Exercise objective: What is the number of lines containing the string "water"? Answer with the number only.
━━━━━━━━━━━━━━━━━━━━
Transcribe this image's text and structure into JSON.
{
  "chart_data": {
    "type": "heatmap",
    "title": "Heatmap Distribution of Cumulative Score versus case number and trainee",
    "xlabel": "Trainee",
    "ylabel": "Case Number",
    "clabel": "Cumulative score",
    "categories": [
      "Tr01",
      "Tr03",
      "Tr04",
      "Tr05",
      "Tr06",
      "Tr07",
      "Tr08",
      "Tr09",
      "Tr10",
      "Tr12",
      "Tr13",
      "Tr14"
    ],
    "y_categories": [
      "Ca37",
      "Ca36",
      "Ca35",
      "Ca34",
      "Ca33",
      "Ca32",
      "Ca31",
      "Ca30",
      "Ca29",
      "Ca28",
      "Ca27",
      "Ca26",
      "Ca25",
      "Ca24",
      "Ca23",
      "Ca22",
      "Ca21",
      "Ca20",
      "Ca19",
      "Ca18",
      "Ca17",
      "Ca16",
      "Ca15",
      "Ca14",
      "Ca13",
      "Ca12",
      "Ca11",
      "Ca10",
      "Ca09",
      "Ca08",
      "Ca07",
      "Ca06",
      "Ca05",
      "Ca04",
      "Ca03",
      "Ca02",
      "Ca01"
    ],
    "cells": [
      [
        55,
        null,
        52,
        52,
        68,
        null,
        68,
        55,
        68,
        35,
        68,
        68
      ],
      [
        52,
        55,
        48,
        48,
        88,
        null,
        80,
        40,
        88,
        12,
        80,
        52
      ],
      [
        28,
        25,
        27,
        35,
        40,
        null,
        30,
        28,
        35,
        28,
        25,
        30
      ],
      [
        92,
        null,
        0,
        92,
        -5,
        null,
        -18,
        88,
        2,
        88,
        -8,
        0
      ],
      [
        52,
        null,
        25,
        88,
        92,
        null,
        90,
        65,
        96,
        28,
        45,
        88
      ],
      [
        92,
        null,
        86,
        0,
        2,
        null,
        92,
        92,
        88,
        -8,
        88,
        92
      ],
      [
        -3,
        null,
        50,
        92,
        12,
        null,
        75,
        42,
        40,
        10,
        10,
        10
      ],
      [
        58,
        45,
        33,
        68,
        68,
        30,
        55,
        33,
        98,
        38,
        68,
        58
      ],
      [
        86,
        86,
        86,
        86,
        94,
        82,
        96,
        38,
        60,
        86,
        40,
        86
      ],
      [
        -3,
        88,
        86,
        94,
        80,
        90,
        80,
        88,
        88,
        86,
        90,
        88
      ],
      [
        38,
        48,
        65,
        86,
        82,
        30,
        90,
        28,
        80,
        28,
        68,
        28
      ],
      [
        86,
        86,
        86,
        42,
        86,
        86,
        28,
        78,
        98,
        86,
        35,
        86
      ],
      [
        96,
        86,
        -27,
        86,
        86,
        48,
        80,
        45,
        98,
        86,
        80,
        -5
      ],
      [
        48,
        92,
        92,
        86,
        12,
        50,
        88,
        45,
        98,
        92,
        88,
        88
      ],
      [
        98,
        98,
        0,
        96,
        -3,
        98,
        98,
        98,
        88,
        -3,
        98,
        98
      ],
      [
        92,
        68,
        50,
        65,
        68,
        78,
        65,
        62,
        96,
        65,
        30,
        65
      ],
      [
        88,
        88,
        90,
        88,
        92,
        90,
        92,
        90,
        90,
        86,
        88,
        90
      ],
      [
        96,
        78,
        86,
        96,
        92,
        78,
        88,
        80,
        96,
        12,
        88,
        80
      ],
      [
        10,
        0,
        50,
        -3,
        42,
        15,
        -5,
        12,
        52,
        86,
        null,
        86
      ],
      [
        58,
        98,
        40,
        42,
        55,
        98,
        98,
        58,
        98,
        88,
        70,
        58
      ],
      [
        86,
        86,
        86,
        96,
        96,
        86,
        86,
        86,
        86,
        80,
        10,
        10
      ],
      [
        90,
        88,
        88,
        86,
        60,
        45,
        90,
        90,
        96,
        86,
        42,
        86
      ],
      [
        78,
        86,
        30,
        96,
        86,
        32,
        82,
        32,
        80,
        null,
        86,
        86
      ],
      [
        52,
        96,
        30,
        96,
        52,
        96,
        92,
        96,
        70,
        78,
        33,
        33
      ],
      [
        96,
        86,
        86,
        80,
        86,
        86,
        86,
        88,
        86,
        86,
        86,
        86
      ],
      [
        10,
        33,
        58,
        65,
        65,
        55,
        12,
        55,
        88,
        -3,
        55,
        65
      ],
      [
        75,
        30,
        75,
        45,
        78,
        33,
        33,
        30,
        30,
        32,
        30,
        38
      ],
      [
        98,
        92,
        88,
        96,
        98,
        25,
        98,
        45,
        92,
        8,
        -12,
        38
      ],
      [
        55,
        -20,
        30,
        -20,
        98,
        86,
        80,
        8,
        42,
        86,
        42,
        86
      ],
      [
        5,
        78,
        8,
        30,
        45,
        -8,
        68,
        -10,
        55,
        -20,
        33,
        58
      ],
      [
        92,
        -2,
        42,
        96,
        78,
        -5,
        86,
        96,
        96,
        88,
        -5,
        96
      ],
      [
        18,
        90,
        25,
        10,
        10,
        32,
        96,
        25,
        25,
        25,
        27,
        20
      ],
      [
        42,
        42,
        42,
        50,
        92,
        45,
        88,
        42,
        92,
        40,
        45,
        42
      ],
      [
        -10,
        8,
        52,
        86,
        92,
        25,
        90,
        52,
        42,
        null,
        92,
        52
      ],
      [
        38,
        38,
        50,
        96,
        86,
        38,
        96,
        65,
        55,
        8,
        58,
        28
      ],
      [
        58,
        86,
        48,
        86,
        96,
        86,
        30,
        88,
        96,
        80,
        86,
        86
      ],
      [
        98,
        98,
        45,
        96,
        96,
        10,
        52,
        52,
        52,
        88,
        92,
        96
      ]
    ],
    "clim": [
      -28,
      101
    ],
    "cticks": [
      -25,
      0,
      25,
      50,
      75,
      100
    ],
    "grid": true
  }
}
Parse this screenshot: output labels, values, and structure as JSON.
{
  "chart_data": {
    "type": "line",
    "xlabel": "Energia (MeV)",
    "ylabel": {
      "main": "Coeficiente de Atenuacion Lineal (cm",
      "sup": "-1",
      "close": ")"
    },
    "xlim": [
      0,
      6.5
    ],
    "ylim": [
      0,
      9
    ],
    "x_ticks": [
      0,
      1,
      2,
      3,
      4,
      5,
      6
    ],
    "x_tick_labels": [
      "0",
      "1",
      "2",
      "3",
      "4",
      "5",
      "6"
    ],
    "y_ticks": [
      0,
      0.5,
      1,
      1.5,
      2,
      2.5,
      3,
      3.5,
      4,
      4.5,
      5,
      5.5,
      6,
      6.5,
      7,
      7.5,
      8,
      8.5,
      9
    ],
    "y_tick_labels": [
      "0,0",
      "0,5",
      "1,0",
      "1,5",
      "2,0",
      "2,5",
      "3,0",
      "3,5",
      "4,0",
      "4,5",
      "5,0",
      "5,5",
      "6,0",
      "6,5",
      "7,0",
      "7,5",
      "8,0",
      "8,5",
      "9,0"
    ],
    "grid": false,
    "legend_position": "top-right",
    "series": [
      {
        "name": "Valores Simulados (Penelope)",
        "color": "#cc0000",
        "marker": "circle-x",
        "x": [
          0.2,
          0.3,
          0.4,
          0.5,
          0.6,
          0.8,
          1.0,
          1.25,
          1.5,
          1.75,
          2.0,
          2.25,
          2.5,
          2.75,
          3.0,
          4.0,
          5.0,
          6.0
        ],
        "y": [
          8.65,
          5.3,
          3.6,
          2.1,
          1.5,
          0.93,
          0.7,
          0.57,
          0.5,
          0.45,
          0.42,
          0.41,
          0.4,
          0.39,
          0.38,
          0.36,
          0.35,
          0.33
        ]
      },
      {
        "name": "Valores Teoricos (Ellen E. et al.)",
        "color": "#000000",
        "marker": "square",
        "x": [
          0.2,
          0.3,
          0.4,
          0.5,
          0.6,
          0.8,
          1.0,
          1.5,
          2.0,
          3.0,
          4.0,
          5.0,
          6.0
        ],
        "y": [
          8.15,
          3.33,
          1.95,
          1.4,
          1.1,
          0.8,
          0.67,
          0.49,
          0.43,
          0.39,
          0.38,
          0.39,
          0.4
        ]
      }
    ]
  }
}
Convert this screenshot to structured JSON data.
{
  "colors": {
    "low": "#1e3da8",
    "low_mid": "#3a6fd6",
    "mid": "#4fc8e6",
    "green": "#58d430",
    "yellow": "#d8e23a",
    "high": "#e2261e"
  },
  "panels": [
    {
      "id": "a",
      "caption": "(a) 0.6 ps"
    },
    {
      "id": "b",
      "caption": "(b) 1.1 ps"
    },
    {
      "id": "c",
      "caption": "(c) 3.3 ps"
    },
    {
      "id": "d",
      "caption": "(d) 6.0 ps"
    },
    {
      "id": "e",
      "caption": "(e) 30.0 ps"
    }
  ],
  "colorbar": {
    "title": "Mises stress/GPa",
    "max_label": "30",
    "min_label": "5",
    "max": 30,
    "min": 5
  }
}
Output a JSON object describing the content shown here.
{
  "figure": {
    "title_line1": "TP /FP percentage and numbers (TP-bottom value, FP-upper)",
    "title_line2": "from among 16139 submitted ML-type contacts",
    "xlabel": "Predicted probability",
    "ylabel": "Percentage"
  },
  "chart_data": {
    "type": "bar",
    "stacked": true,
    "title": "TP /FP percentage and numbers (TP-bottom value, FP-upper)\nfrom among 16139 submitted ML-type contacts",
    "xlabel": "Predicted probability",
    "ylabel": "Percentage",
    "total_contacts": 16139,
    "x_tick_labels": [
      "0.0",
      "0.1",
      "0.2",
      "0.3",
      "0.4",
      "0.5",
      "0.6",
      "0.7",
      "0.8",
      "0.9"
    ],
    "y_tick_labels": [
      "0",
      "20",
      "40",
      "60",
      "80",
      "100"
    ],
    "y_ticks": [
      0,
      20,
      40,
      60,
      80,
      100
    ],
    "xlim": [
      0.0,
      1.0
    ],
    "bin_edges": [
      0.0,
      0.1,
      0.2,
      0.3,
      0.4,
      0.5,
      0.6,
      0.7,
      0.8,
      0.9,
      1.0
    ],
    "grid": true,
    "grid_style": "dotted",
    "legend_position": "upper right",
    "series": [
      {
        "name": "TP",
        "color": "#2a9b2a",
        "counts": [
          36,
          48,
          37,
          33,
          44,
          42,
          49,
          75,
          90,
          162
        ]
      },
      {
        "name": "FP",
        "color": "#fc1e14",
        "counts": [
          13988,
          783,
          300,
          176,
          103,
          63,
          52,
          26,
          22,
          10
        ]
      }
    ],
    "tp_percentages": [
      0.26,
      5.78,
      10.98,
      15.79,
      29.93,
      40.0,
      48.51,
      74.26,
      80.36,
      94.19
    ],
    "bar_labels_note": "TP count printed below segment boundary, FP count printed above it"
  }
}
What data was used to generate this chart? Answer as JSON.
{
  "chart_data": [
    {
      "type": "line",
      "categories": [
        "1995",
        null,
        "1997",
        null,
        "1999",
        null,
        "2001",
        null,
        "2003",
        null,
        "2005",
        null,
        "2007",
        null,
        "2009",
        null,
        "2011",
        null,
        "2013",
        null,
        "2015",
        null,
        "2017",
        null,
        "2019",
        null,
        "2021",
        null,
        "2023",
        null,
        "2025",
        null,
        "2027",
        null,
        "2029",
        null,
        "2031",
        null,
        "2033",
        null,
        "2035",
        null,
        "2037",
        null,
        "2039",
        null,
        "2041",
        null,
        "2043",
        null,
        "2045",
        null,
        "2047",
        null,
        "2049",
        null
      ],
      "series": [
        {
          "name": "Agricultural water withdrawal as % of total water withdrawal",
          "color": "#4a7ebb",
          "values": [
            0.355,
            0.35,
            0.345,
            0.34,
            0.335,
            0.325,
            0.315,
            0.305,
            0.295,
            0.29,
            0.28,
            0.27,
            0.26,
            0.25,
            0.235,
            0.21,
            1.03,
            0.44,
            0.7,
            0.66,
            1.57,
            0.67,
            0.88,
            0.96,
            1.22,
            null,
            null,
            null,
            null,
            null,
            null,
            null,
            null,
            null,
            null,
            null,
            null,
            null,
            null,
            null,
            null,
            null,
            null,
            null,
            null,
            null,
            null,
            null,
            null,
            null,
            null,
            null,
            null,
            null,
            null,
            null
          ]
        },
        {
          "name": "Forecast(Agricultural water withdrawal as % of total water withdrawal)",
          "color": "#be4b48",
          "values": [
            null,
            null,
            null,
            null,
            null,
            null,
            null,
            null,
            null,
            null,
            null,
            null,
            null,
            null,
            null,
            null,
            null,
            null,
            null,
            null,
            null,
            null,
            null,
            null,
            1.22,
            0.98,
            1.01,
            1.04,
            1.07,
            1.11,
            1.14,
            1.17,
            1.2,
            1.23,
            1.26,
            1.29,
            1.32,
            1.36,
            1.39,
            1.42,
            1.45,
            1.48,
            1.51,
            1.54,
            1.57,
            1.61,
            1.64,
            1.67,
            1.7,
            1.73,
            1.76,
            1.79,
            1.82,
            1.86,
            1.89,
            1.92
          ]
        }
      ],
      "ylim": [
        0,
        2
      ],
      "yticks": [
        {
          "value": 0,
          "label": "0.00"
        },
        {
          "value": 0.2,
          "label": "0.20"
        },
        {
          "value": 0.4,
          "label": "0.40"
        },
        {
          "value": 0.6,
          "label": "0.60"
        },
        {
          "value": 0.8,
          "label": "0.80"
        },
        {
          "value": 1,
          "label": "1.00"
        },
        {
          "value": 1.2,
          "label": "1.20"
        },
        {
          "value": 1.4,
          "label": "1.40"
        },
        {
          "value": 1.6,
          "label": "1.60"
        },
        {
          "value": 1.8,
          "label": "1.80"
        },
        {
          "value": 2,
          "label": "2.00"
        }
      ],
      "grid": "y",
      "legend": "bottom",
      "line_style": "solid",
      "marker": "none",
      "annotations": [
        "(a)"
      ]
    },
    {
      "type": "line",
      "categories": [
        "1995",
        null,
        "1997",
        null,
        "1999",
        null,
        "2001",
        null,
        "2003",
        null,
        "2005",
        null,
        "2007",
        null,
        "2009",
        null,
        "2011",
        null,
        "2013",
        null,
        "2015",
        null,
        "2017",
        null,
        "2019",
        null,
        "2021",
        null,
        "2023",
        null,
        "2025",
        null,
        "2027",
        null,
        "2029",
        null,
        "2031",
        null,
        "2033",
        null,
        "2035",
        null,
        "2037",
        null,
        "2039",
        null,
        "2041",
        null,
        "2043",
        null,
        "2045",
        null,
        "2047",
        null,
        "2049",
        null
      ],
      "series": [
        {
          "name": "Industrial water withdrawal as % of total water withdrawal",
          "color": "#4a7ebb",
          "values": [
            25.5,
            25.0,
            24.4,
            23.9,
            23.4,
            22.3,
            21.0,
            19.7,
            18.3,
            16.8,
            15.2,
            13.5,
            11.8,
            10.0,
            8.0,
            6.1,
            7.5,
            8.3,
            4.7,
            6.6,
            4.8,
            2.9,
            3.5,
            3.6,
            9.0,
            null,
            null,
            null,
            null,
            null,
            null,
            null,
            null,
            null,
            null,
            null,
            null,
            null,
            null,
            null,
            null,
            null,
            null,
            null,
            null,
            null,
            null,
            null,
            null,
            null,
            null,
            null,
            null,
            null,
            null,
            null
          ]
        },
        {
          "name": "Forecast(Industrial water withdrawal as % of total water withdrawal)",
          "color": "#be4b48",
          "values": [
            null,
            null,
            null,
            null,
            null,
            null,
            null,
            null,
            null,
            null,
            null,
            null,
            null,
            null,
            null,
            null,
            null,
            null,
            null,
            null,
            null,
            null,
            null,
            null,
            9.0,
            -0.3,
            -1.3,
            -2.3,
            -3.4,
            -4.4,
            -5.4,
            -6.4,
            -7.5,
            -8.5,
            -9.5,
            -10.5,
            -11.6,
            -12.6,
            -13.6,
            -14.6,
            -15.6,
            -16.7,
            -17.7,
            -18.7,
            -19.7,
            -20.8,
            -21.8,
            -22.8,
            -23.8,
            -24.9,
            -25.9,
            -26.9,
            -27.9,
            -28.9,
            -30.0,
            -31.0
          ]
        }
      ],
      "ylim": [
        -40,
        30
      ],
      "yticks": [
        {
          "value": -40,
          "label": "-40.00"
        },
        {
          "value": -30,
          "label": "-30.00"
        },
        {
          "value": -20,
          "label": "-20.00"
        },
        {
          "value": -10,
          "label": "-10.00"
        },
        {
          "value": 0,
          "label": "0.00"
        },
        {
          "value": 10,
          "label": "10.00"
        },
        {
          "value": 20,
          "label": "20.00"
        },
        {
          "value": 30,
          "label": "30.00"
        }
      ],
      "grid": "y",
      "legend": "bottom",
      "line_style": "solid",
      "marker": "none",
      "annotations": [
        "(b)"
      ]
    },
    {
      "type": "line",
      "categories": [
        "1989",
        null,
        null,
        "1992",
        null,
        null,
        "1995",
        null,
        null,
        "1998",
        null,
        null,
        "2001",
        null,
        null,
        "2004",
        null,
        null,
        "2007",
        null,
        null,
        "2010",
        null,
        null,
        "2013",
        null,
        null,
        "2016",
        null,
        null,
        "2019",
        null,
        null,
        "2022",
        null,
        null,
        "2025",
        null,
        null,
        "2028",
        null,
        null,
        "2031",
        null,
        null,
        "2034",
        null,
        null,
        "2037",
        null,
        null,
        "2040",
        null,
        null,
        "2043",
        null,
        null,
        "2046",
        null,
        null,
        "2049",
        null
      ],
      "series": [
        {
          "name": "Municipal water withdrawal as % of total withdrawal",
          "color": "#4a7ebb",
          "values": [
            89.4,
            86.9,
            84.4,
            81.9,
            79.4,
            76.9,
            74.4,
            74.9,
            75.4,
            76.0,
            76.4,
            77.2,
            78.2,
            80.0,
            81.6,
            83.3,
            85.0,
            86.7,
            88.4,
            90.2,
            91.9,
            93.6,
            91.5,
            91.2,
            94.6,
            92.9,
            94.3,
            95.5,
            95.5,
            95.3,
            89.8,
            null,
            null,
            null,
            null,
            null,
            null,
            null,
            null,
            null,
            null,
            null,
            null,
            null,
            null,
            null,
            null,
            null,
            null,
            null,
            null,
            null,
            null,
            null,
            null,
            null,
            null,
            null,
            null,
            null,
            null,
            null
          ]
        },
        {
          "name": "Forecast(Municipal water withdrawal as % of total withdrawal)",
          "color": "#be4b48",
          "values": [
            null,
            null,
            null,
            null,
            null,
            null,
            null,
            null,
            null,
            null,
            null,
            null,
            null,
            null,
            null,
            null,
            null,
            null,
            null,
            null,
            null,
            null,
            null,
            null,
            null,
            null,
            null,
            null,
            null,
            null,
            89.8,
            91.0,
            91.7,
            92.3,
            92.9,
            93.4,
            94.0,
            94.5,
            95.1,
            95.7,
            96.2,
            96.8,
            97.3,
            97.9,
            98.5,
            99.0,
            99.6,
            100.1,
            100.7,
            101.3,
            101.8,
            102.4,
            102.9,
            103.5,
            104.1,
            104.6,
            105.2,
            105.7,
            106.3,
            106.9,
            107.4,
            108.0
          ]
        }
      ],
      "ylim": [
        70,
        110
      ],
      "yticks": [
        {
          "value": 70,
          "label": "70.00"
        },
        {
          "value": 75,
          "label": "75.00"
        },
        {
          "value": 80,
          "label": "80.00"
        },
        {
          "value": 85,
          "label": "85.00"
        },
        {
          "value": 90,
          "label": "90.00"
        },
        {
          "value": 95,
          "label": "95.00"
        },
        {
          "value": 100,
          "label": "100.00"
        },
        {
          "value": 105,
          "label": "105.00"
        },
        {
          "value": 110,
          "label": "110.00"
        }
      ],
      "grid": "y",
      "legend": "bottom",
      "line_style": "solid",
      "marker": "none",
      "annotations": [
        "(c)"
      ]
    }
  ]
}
━━━━━━━━━━━━━━━━━━━━
Task solution: 6